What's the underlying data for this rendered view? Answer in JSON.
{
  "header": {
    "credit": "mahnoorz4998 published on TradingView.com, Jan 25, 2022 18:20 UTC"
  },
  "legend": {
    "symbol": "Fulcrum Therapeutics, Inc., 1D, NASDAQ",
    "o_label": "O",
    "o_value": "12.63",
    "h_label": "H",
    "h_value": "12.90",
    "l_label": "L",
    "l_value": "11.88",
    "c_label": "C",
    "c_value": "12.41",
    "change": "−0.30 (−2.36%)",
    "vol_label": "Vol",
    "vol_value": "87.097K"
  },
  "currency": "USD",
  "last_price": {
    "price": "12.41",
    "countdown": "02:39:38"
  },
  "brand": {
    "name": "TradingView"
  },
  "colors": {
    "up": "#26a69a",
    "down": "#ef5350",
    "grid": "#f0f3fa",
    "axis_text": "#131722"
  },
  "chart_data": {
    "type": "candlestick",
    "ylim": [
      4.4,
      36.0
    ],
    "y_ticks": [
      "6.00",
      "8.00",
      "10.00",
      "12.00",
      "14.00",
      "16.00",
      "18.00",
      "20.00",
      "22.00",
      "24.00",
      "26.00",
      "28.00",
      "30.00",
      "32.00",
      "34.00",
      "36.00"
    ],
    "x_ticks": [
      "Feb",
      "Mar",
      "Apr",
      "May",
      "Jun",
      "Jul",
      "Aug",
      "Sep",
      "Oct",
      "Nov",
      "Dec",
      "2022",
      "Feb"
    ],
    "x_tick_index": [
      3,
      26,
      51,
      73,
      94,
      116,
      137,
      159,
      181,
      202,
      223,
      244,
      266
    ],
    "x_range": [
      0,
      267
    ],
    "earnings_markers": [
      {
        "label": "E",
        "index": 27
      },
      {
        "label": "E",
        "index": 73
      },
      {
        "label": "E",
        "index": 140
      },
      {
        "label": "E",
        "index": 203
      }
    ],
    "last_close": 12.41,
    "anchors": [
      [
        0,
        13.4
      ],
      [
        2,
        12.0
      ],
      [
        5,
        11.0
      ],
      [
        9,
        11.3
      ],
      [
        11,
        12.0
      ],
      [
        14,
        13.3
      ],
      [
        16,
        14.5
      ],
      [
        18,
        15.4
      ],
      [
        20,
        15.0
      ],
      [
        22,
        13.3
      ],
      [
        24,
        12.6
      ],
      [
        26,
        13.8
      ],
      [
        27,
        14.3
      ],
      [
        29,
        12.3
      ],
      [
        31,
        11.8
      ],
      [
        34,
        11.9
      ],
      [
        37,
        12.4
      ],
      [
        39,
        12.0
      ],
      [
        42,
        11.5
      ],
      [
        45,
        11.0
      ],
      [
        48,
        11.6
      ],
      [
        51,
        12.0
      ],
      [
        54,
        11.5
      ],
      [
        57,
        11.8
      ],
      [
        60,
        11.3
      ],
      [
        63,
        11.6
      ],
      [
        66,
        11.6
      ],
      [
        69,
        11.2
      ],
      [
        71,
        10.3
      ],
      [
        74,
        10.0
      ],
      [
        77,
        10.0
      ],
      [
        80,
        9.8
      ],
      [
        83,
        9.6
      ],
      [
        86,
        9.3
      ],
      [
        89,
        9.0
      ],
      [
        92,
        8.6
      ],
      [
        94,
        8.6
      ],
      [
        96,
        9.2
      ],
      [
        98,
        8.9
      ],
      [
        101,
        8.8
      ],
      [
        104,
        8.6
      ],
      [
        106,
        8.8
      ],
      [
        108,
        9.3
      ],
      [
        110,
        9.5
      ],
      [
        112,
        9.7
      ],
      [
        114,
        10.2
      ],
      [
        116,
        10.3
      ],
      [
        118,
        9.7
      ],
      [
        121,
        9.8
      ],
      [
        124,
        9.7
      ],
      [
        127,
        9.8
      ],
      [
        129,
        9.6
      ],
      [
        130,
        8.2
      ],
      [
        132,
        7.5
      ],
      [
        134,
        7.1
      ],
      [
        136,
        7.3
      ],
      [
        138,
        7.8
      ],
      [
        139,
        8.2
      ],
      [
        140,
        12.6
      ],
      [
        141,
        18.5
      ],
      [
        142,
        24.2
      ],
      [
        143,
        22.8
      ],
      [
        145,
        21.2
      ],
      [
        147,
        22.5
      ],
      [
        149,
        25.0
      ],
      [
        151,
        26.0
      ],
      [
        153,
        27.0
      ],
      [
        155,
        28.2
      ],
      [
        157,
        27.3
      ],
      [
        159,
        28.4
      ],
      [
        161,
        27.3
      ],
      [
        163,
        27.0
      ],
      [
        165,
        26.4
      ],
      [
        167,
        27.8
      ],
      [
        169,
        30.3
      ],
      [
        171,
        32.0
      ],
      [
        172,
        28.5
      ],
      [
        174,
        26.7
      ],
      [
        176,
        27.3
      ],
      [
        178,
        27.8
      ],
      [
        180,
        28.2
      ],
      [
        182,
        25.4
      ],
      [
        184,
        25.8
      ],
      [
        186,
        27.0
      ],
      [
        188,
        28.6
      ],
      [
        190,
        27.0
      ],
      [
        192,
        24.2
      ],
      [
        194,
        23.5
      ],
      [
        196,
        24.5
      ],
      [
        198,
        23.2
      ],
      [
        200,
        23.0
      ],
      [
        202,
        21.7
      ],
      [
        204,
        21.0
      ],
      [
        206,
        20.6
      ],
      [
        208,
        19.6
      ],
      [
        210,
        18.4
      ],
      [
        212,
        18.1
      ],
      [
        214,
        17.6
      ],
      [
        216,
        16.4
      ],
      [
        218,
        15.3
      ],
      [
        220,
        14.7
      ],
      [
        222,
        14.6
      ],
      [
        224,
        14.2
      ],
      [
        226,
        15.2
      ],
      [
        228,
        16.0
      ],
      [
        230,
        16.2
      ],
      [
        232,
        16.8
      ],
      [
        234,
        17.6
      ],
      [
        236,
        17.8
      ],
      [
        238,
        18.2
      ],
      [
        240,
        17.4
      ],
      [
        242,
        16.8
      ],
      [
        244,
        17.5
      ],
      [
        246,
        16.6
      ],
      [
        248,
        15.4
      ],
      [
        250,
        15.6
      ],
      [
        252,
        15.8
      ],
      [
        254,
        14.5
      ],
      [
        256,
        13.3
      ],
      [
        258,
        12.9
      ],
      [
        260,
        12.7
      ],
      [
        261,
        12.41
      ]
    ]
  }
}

▶ [WHAT TO PRODUCE]
Print out all the entries precisely as written.

▶ [ANSWER IN FULL]
What's the underlying data for this rendered view? Answer in JSON.
{
  "header": {
    "credit": "mahnoorz4998 published on TradingView.com, Jan 25, 2022 18:20 UTC"
  },
  "legend": {
    "symbol": "Fulcrum Therapeutics, Inc., 1D, NASDAQ",
    "o_label": "O",
    "o_value": "12.63",
    "h_label": "H",
    "h_value": "12.90",
    "l_label": "L",
    "l_value": "11.88",
    "c_label": "C",
    "c_value": "12.41",
    "change": "−0.30 (−2.36%)",
    "vol_label": "Vol",
    "vol_value": "87.097K"
  },
  "currency": "USD",
  "last_price": {
    "price": "12.41",
    "countdown": "02:39:38"
  },
  "brand": {
    "name": "TradingView"
  },
  "colors": {
    "up": "#26a69a",
    "down": "#ef5350",
    "grid": "#f0f3fa",
    "axis_text": "#131722"
  },
  "chart_data": {
    "type": "candlestick",
    "ylim": [
      4.4,
      36.0
    ],
    "y_ticks": [
      "6.00",
      "8.00",
      "10.00",
      "12.00",
      "14.00",
      "16.00",
      "18.00",
      "20.00",
      "22.00",
      "24.00",
      "26.00",
      "28.00",
      "30.00",
      "32.00",
      "34.00",
      "36.00"
    ],
    "x_ticks": [
      "Feb",
      "Mar",
      "Apr",
      "May",
      "Jun",
      "Jul",
      "Aug",
      "Sep",
      "Oct",
      "Nov",
      "Dec",
      "2022",
      "Feb"
    ],
    "x_tick_index": [
      3,
      26,
      51,
      73,
      94,
      116,
      137,
      159,
      181,
      202,
      223,
      244,
      266
    ],
    "x_range": [
      0,
      267
    ],
    "earnings_markers": [
      {
        "label": "E",
        "index": 27
      },
      {
        "label": "E",
        "index": 73
      },
      {
        "label": "E",
        "index": 140
      },
      {
        "label": "E",
        "index": 203
      }
    ],
    "last_close": 12.41,
    "anchors": [
      [
        0,
        13.4
      ],
      [
        2,
        12.0
      ],
      [
        5,
        11.0
      ],
      [
        9,
        11.3
      ],
      [
        11,
        12.0
      ],
      [
        14,
        13.3
      ],
      [
        16,
        14.5
      ],
      [
        18,
        15.4
      ],
      [
        20,
        15.0
      ],
      [
        22,
        13.3
      ],
      [
        24,
        12.6
      ],
      [
        26,
        13.8
      ],
      [
        27,
        14.3
      ],
      [
        29,
        12.3
      ],
      [
        31,
        11.8
      ],
      [
        34,
        11.9
      ],
      [
        37,
        12.4
      ],
      [
        39,
        12.0
      ],
      [
        42,
        11.5
      ],
      [
        45,
        11.0
      ],
      [
        48,
        11.6
      ],
      [
        51,
        12.0
      ],
      [
        54,
        11.5
      ],
      [
        57,
        11.8
      ],
      [
        60,
        11.3
      ],
      [
        63,
        11.6
      ],
      [
        66,
        11.6
      ],
      [
        69,
        11.2
      ],
      [
        71,
        10.3
      ],
      [
        74,
        10.0
      ],
      [
        77,
        10.0
      ],
      [
        80,
        9.8
      ],
      [
        83,
        9.6
      ],
      [
        86,
        9.3
      ],
      [
        89,
        9.0
      ],
      [
        92,
        8.6
      ],
      [
        94,
        8.6
      ],
      [
        96,
        9.2
      ],
      [
        98,
        8.9
      ],
      [
        101,
        8.8
      ],
      [
        104,
        8.6
      ],
      [
        106,
        8.8
      ],
      [
        108,
        9.3
      ],
      [
        110,
        9.5
      ],
      [
        112,
        9.7
      ],
      [
        114,
        10.2
      ],
      [
        116,
        10.3
      ],
      [
        118,
        9.7
      ],
      [
        121,
        9.8
      ],
      [
        124,
        9.7
      ],
      [
        127,
        9.8
      ],
      [
        129,
        9.6
      ],
      [
        130,
        8.2
      ],
      [
        132,
        7.5
      ],
      [
        134,
        7.1
      ],
      [
        136,
        7.3
      ],
      [
        138,
        7.8
      ],
      [
        139,
        8.2
      ],
      [
        140,
        12.6
      ],
      [
        141,
        18.5
      ],
      [
        142,
        24.2
      ],
      [
        143,
        22.8
      ],
      [
        145,
        21.2
      ],
      [
        147,
        22.5
      ],
      [
        149,
        25.0
      ],
      [
        151,
        26.0
      ],
      [
        153,
        27.0
      ],
      [
        155,
        28.2
      ],
      [
        157,
        27.3
      ],
      [
        159,
        28.4
      ],
      [
        161,
        27.3
      ],
      [
        163,
        27.0
      ],
      [
        165,
        26.4
      ],
      [
        167,
        27.8
      ],
      [
        169,
        30.3
      ],
      [
        171,
        32.0
      ],
      [
        172,
        28.5
      ],
      [
        174,
        26.7
      ],
      [
        176,
        27.3
      ],
      [
        178,
        27.8
      ],
      [
        180,
        28.2
      ],
      [
        182,
        25.4
      ],
      [
        184,
        25.8
      ],
      [
        186,
        27.0
      ],
      [
        188,
        28.6
      ],
      [
        190,
        27.0
      ],
      [
        192,
        24.2
      ],
      [
        194,
        23.5
      ],
      [
        196,
        24.5
      ],
      [
        198,
        23.2
      ],
      [
        200,
        23.0
      ],
      [
        202,
        21.7
      ],
      [
        204,
        21.0
      ],
      [
        206,
        20.6
      ],
      [
        208,
        19.6
      ],
      [
        210,
        18.4
      ],
      [
        212,
        18.1
      ],
      [
        214,
        17.6
      ],
      [
        216,
        16.4
      ],
      [
        218,
        15.3
      ],
      [
        220,
        14.7
      ],
      [
        222,
        14.6
      ],
      [
        224,
        14.2
      ],
      [
        226,
        15.2
      ],
      [
        228,
        16.0
      ],
      [
        230,
        16.2
      ],
      [
        232,
        16.8
      ],
      [
        234,
        17.6
      ],
      [
        236,
        17.8
      ],
      [
        238,
        18.2
      ],
      [
        240,
        17.4
      ],
      [
        242,
        16.8
      ],
      [
        244,
        17.5
      ],
      [
        246,
        16.6
      ],
      [
        248,
        15.4
      ],
      [
        250,
        15.6
      ],
      [
        252,
        15.8
      ],
      [
        254,
        14.5
      ],
      [
        256,
        13.3
      ],
      [
        258,
        12.9
      ],
      [
        260,
        12.7
      ],
      [
        261,
        12.41
      ]
    ]
  }
}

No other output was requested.